Given request - Retype the material that follows, keeping every word as it is.

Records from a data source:
....................

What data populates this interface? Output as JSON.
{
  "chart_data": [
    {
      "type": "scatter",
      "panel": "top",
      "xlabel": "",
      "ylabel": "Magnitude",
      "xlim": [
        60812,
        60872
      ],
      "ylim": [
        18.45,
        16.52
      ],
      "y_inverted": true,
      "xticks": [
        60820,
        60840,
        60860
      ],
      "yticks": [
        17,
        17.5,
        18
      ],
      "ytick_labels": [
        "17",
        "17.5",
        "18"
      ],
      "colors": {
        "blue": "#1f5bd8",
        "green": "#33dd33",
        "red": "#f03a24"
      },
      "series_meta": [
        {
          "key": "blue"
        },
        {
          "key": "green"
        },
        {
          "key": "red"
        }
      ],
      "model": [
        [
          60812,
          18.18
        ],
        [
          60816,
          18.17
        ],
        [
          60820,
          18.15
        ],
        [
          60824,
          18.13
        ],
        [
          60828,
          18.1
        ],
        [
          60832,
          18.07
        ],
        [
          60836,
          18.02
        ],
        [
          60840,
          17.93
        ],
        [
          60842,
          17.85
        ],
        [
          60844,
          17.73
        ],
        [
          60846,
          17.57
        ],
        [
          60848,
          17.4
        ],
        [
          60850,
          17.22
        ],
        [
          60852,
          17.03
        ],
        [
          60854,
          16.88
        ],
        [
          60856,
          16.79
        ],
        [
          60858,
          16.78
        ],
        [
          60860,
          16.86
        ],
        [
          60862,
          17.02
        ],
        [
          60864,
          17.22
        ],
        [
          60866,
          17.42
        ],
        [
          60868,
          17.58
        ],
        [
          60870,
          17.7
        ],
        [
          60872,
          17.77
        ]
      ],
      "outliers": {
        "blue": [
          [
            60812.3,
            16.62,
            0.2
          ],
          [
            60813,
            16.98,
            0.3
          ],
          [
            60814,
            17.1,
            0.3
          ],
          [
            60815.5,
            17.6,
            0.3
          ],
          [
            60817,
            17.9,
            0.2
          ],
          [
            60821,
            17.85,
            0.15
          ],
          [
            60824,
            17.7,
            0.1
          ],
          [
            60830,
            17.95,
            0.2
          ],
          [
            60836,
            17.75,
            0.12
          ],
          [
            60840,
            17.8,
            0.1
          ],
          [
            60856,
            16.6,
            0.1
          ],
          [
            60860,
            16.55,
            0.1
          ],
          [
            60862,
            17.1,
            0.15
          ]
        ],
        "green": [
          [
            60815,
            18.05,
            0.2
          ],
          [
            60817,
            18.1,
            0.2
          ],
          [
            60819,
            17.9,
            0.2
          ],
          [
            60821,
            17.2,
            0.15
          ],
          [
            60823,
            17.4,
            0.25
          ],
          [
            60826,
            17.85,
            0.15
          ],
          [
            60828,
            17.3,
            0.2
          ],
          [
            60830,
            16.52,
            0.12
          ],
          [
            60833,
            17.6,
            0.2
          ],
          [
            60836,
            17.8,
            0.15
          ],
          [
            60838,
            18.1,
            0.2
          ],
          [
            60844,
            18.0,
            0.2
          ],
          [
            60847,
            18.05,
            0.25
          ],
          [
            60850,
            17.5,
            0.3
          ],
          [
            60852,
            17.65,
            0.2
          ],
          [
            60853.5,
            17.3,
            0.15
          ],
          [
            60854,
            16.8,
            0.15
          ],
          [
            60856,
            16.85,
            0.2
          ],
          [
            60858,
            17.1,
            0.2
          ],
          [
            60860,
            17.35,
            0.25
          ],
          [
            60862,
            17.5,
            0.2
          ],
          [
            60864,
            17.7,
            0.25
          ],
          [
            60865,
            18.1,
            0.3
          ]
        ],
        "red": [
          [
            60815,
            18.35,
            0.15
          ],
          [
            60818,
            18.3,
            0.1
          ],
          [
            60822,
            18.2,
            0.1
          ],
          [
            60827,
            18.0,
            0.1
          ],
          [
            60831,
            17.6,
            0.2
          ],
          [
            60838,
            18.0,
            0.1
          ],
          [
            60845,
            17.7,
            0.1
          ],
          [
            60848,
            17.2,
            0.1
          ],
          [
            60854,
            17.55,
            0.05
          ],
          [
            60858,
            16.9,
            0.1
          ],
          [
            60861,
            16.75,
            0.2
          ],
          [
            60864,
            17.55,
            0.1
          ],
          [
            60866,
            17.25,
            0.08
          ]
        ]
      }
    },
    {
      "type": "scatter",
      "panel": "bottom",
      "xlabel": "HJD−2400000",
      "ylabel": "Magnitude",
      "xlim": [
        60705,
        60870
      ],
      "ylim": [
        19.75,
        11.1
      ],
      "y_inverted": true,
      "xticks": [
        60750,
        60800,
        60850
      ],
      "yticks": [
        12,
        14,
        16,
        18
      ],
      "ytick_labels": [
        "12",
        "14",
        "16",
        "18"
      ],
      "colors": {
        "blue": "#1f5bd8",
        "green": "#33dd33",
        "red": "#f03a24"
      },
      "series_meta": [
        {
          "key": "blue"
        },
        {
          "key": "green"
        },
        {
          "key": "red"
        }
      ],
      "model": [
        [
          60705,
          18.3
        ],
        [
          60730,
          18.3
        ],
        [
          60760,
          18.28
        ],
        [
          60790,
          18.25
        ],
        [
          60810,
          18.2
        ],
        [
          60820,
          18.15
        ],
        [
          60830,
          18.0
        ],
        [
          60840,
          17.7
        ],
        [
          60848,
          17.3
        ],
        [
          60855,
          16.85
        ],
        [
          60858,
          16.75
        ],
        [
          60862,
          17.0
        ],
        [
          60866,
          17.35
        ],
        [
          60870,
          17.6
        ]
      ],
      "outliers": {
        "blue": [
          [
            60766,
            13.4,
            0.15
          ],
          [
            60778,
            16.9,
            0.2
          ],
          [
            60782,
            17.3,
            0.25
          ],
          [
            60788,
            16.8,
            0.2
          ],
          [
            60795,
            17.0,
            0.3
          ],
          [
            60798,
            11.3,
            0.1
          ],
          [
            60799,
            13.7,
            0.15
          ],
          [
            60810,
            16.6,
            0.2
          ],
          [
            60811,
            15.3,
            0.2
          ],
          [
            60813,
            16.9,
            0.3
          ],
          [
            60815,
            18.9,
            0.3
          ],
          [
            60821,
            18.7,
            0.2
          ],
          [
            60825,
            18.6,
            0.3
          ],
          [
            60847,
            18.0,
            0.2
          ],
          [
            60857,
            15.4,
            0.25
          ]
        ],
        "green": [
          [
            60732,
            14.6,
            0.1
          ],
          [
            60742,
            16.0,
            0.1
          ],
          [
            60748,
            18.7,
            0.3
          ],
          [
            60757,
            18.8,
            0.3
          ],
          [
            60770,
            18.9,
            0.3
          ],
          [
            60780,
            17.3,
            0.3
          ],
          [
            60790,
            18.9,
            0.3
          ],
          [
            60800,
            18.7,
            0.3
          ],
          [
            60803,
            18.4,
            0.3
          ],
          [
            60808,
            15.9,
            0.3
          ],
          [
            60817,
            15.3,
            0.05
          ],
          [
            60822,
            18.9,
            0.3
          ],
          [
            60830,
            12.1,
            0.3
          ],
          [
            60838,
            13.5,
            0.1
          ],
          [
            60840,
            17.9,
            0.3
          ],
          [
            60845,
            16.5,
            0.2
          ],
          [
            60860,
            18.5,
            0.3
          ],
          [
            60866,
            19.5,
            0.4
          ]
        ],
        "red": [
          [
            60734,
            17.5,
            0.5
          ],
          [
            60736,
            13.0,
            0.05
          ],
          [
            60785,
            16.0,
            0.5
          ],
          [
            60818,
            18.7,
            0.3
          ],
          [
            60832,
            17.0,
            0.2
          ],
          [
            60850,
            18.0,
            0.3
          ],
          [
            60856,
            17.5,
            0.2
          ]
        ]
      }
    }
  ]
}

....................

Answer in full -
What data populates this interface? Output as JSON.
{
  "chart_data": [
    {
      "type": "scatter",
      "panel": "top",
      "xlabel": "",
      "ylabel": "Magnitude",
      "xlim": [
        60812,
        60872
      ],
      "ylim": [
        18.45,
        16.52
      ],
      "y_inverted": true,
      "xticks": [
        60820,
        60840,
        60860
      ],
      "yticks": [
        17,
        17.5,
        18
      ],
      "ytick_labels": [
        "17",
        "17.5",
        "18"
      ],
      "colors": {
        "blue": "#1f5bd8",
        "green": "#33dd33",
        "red": "#f03a24"
      },
      "series_meta": [
        {
          "key": "blue"
        },
        {
          "key": "green"
        },
        {
          "key": "red"
        }
      ],
      "model": [
        [
          60812,
          18.18
        ],
        [
          60816,
          18.17
        ],
        [
          60820,
          18.15
        ],
        [
          60824,
          18.13
        ],
        [
          60828,
          18.1
        ],
        [
          60832,
          18.07
        ],
        [
          60836,
          18.02
        ],
        [
          60840,
          17.93
        ],
        [
          60842,
          17.85
        ],
        [
          60844,
          17.73
        ],
        [
          60846,
          17.57
        ],
        [
          60848,
          17.4
        ],
        [
          60850,
          17.22
        ],
        [
          60852,
          17.03
        ],
        [
          60854,
          16.88
        ],
        [
          60856,
          16.79
        ],
        [
          60858,
          16.78
        ],
        [
          60860,
          16.86
        ],
        [
          60862,
          17.02
        ],
        [
          60864,
          17.22
        ],
        [
          60866,
          17.42
        ],
        [
          60868,
          17.58
        ],
        [
          60870,
          17.7
        ],
        [
          60872,
          17.77
        ]
      ],
      "outliers": {
        "blue": [
          [
            60812.3,
            16.62,
            0.2
          ],
          [
            60813,
            16.98,
            0.3
          ],
          [
            60814,
            17.1,
            0.3
          ],
          [
            60815.5,
            17.6,
            0.3
          ],
          [
            60817,
            17.9,
            0.2
          ],
          [
            60821,
            17.85,
            0.15
          ],
          [
            60824,
            17.7,
            0.1
          ],
          [
            60830,
            17.95,
            0.2
          ],
          [
            60836,
            17.75,
            0.12
          ],
          [
            60840,
            17.8,
            0.1
          ],
          [
            60856,
            16.6,
            0.1
          ],
          [
            60860,
            16.55,
            0.1
          ],
          [
            60862,
            17.1,
            0.15
          ]
        ],
        "green": [
          [
            60815,
            18.05,
            0.2
          ],
          [
            60817,
            18.1,
            0.2
          ],
          [
            60819,
            17.9,
            0.2
          ],
          [
            60821,
            17.2,
            0.15
          ],
          [
            60823,
            17.4,
            0.25
          ],
          [
            60826,
            17.85,
            0.15
          ],
          [
            60828,
            17.3,
            0.2
          ],
          [
            60830,
            16.52,
            0.12
          ],
          [
            60833,
            17.6,
            0.2
          ],
          [
            60836,
            17.8,
            0.15
          ],
          [
            60838,
            18.1,
            0.2
          ],
          [
            60844,
            18.0,
            0.2
          ],
          [
            60847,
            18.05,
            0.25
          ],
          [
            60850,
            17.5,
            0.3
          ],
          [
            60852,
            17.65,
            0.2
          ],
          [
            60853.5,
            17.3,
            0.15
          ],
          [
            60854,
            16.8,
            0.15
          ],
          [
            60856,
            16.85,
            0.2
          ],
          [
            60858,
            17.1,
            0.2
          ],
          [
            60860,
            17.35,
            0.25
          ],
          [
            60862,
            17.5,
            0.2
          ],
          [
            60864,
            17.7,
            0.25
          ],
          [
            60865,
            18.1,
            0.3
          ]
        ],
        "red": [
          [
            60815,
            18.35,
            0.15
          ],
          [
            60818,
            18.3,
            0.1
          ],
          [
            60822,
            18.2,
            0.1
          ],
          [
            60827,
            18.0,
            0.1
          ],
          [
            60831,
            17.6,
            0.2
          ],
          [
            60838,
            18.0,
            0.1
          ],
          [
            60845,
            17.7,
            0.1
          ],
          [
            60848,
            17.2,
            0.1
          ],
          [
            60854,
            17.55,
            0.05
          ],
          [
            60858,
            16.9,
            0.1
          ],
          [
            60861,
            16.75,
            0.2
          ],
          [
            60864,
            17.55,
            0.1
          ],
          [
            60866,
            17.25,
            0.08
          ]
        ]
      }
    },
    {
      "type": "scatter",
      "panel": "bottom",
      "xlabel": "HJD−2400000",
      "ylabel": "Magnitude",
      "xlim": [
        60705,
        60870
      ],
      "ylim": [
        19.75,
        11.1
      ],
      "y_inverted": true,
      "xticks": [
        60750,
        60800,
        60850
      ],
      "yticks": [
        12,
        14,
        16,
        18
      ],
      "ytick_labels": [
        "12",
        "14",
        "16",
        "18"
      ],
      "colors": {
        "blue": "#1f5bd8",
        "green": "#33dd33",
        "red": "#f03a24"
      },
      "series_meta": [
        {
          "key": "blue"
        },
        {
          "key": "green"
        },
        {
          "key": "red"
        }
      ],
      "model": [
        [
          60705,
          18.3
        ],
        [
          60730,
          18.3
        ],
        [
          60760,
          18.28
        ],
        [
          60790,
          18.25
        ],
        [
          60810,
          18.2
        ],
        [
          60820,
          18.15
        ],
        [
          60830,
          18.0
        ],
        [
          60840,
          17.7
        ],
        [
          60848,
          17.3
        ],
        [
          60855,
          16.85
        ],
        [
          60858,
          16.75
        ],
        [
          60862,
          17.0
        ],
        [
          60866,
          17.35
        ],
        [
          60870,
          17.6
        ]
      ],
      "outliers": {
        "blue": [
          [
            60766,
            13.4,
            0.15
          ],
          [
            60778,
            16.9,
            0.2
          ],
          [
            60782,
            17.3,
            0.25
          ],
          [
            60788,
            16.8,
            0.2
          ],
          [
            60795,
            17.0,
            0.3
          ],
          [
            60798,
            11.3,
            0.1
          ],
          [
            60799,
            13.7,
            0.15
          ],
          [
            60810,
            16.6,
            0.2
          ],
          [
            60811,
            15.3,
            0.2
          ],
          [
            60813,
            16.9,
            0.3
          ],
          [
            60815,
            18.9,
            0.3
          ],
          [
            60821,
            18.7,
            0.2
          ],
          [
            60825,
            18.6,
            0.3
          ],
          [
            60847,
            18.0,
            0.2
          ],
          [
            60857,
            15.4,
            0.25
          ]
        ],
        "green": [
          [
            60732,
            14.6,
            0.1
          ],
          [
            60742,
            16.0,
            0.1
          ],
          [
            60748,
            18.7,
            0.3
          ],
          [
            60757,
            18.8,
            0.3
          ],
          [
            60770,
            18.9,
            0.3
          ],
          [
            60780,
            17.3,
            0.3
          ],
          [
            60790,
            18.9,
            0.3
          ],
          [
            60800,
            18.7,
            0.3
          ],
          [
            60803,
            18.4,
            0.3
          ],
          [
            60808,
            15.9,
            0.3
          ],
          [
            60817,
            15.3,
            0.05
          ],
          [
            60822,
            18.9,
            0.3
          ],
          [
            60830,
            12.1,
            0.3
          ],
          [
            60838,
            13.5,
            0.1
          ],
          [
            60840,
            17.9,
            0.3
          ],
          [
            60845,
            16.5,
            0.2
          ],
          [
            60860,
            18.5,
            0.3
          ],
          [
            60866,
            19.5,
            0.4
          ]
        ],
        "red": [
          [
            60734,
            17.5,
            0.5
          ],
          [
            60736,
            13.0,
            0.05
          ],
          [
            60785,
            16.0,
            0.5
          ],
          [
            60818,
            18.7,
            0.3
          ],
          [
            60832,
            17.0,
            0.2
          ],
          [
            60850,
            18.0,
            0.3
          ],
          [
            60856,
            17.5,
            0.2
          ]
        ]
      }
    }
  ]
}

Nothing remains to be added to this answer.